### Exercise directions
Below are entries. Pull out all lines containing "Customer".

— Start Exercise data —

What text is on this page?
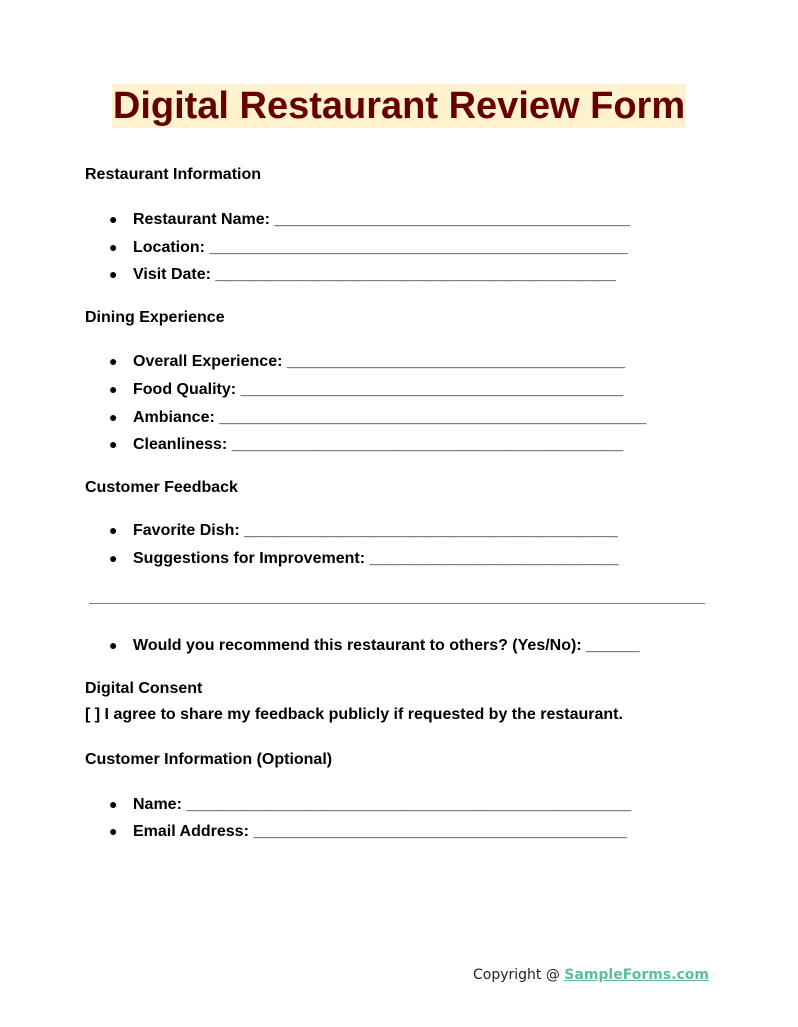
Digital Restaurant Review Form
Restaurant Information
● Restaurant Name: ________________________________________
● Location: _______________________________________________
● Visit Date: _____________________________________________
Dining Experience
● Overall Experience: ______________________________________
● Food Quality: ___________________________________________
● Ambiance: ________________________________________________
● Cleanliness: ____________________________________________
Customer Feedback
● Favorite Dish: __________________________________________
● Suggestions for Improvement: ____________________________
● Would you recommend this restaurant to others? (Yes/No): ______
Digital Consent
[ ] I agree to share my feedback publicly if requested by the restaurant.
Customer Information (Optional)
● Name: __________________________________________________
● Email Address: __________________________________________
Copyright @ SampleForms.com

— End Exercise data —

### Response to this exercise
Customer Feedback
Customer Information (Optional)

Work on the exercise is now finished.